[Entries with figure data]
+ + + + + + +

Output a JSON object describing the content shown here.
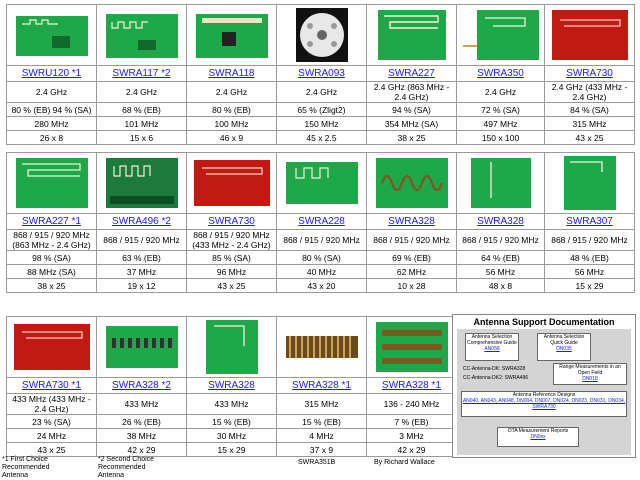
{
  "colors": {
    "pcb_green": "#1fa84a",
    "pcb_red": "#c21a12",
    "link": "#1a1aff"
  },
  "rows": [
    [
      {
        "name": "SWRU120 *1",
        "freq": "2.4 GHz",
        "eff": "80 % (EB) 94 % (SA)",
        "bw": "280 MHz",
        "size": "26 x 8",
        "image": "green-pcb-antenna"
      },
      {
        "name": "SWRA117 *2",
        "freq": "2.4 GHz",
        "eff": "68 % (EB)",
        "bw": "101 MHz",
        "size": "15 x 6",
        "image": "green-pcb-antenna"
      },
      {
        "name": "SWRA118",
        "freq": "2.4 GHz",
        "eff": "80 % (EB)",
        "bw": "100 MHz",
        "size": "46 x 9",
        "image": "green-pcb-antenna"
      },
      {
        "name": "SWRA093",
        "freq": "2.4 GHz",
        "eff": "65 % (Zligt2)",
        "bw": "150 MHz",
        "size": "45 x 2.5",
        "image": "osram-light-board"
      },
      {
        "name": "SWRA227",
        "freq": "2.4 GHz (863 MHz - 2.4 GHz)",
        "eff": "94 % (SA)",
        "bw": "354 MHz (SA)",
        "size": "38 x 25",
        "image": "green-pcb-antenna"
      },
      {
        "name": "SWRA350",
        "freq": "2.4 GHz",
        "eff": "72 % (SA)",
        "bw": "497 MHz",
        "size": "150 x 100",
        "image": "green-pcb-antenna"
      },
      {
        "name": "SWRA730",
        "freq": "2.4 GHz (433 MHz - 2.4 GHz)",
        "eff": "84 % (SA)",
        "bw": "315 MHz",
        "size": "43 x 25",
        "image": "red-pcb-antenna"
      }
    ],
    [
      {
        "name": "SWRA227 *1",
        "freq": "868 / 915 / 920 MHz (863 MHz - 2.4 GHz)",
        "eff": "98 % (SA)",
        "bw": "88 MHz (SA)",
        "size": "38 x 25",
        "image": "green-pcb-antenna"
      },
      {
        "name": "SWRA496 *2",
        "freq": "868 / 915 / 920 MHz",
        "eff": "63 % (EB)",
        "bw": "37 MHz",
        "size": "19 x 12",
        "image": "antenna-match-board"
      },
      {
        "name": "SWRA730",
        "freq": "868 / 915 / 920 MHz (433 MHz - 2.4 GHz)",
        "eff": "85 % (SA)",
        "bw": "96 MHz",
        "size": "43 x 25",
        "image": "red-pcb-antenna"
      },
      {
        "name": "SWRA228",
        "freq": "868 / 915 / 920 MHz",
        "eff": "80 % (SA)",
        "bw": "40 MHz",
        "size": "43 x 20",
        "image": "green-pcb-antenna"
      },
      {
        "name": "SWRA328",
        "freq": "868 / 915 / 920 MHz",
        "eff": "69 % (EB)",
        "bw": "62 MHz",
        "size": "10 x 28",
        "image": "helix-wire-antenna"
      },
      {
        "name": "SWRA328",
        "freq": "868 / 915 / 920 MHz",
        "eff": "64 % (EB)",
        "bw": "56 MHz",
        "size": "48 x 8",
        "image": "green-pcb-antenna"
      },
      {
        "name": "SWRA307",
        "freq": "868 / 915 / 920 MHz",
        "eff": "48 % (EB)",
        "bw": "56 MHz",
        "size": "15 x 29",
        "image": "green-pcb-antenna"
      }
    ],
    [
      {
        "name": "SWRA730 *1",
        "freq": "433 MHz (433 MHz - 2.4 GHz)",
        "eff": "23 % (SA)",
        "bw": "24 MHz",
        "size": "43 x 25",
        "image": "red-pcb-antenna"
      },
      {
        "name": "SWRA328 *2",
        "freq": "433 MHz",
        "eff": "26 % (EB)",
        "bw": "38 MHz",
        "size": "42 x 29",
        "image": "chip-array-board"
      },
      {
        "name": "SWRA328",
        "freq": "433 MHz",
        "eff": "15 % (EB)",
        "bw": "30 MHz",
        "size": "15 x 29",
        "image": "green-pcb-antenna"
      },
      {
        "name": "SWRA328 *1",
        "freq": "315 MHz",
        "eff": "15 % (EB)",
        "bw": "4 MHz",
        "size": "37 x 9",
        "image": "coil-antenna"
      },
      {
        "name": "SWRA328 *1",
        "freq": "136 - 240 MHz",
        "eff": "7 % (EB)",
        "bw": "3 MHz",
        "size": "42 x 29",
        "image": "chip-array-board"
      }
    ]
  ],
  "doc": {
    "title": "Antenna Support Documentation",
    "box1": "Antenna Selection Comprehensive Guide",
    "box1_link": "AN058",
    "box2": "Antenna Selection Quick Guide",
    "box2_link": "DN035",
    "dk1": "CC-Antenna-DK: SWRA328",
    "dk2": "CC-Antenna-DK2: SWRA496",
    "range": "Range Measurements in an Open Field",
    "range_link": "DN018",
    "ref_title": "Antenna Reference Designs",
    "ref_links": "AN040, AN043, AN048, DN004, DN007, DN024, DN023, DN031, DN034, SWRA730",
    "ota": "OTA Measurement Reports",
    "ota_link": "DN0xx"
  },
  "footer": {
    "note1": "*1 First Choice Recommended Antenna",
    "note2": "*2 Second Choice Recommended Antenna",
    "docid": "SWRA351B",
    "author": "By Richard Wallace"
  }
}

+ + + + + + +

* [TASK DESCRIPTION]:
Copy all lines from the entries that contain the word "Recommended".

* [FINISHED TASK]:
    "note1": "*1 First Choice Recommended Antenna",
    "note2": "*2 Second Choice Recommended Antenna",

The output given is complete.